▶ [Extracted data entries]
━━━━━━━━━━━━━━━━━━━━

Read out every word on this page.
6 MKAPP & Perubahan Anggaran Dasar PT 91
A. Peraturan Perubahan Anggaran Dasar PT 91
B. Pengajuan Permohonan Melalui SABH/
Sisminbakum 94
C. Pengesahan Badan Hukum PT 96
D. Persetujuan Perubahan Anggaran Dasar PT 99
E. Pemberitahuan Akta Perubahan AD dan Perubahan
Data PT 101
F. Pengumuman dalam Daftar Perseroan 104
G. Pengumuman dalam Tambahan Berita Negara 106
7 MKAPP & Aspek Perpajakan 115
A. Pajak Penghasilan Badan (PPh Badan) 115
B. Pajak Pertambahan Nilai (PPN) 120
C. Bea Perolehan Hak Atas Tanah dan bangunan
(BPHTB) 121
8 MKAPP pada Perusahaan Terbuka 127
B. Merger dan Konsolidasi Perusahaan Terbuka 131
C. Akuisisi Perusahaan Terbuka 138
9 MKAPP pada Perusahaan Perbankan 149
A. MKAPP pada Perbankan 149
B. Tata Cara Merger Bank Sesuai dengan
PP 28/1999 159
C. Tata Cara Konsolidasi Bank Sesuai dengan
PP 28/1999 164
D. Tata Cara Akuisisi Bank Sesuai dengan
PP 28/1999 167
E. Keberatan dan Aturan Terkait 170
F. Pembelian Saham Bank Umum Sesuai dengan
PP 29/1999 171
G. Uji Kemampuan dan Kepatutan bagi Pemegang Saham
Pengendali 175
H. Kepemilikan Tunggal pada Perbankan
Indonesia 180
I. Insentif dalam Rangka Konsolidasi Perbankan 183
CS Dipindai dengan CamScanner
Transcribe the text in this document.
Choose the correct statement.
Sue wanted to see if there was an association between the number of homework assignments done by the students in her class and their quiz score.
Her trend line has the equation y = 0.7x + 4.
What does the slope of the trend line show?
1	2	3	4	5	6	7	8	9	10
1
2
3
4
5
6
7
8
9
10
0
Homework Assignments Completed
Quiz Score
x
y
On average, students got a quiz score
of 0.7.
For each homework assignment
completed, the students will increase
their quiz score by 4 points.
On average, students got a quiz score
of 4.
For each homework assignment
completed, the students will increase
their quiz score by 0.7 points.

━━━━━━━━━━━━━━━━━━━━

▶ [THE TASK]
Quote only the lines from the line containing "Transcribe the text in this document." through the end of the entries, keeping the first and the last.

▶ [RESPONSE TO THE EXERCISE]
Transcribe the text in this document.
Choose the correct statement.
Sue wanted to see if there was an association between the number of homework assignments done by the students in her class and their quiz score.
Her trend line has the equation y = 0.7x + 4.
What does the slope of the trend line show?
1	2	3	4	5	6	7	8	9	10
1
2
3
4
5
6
7
8
9
10
0
Homework Assignments Completed
Quiz Score
x
y
On average, students got a quiz score
of 0.7.
For each homework assignment
completed, the students will increase
their quiz score by 4 points.
On average, students got a quiz score
of 4.
For each homework assignment
completed, the students will increase
their quiz score by 0.7 points.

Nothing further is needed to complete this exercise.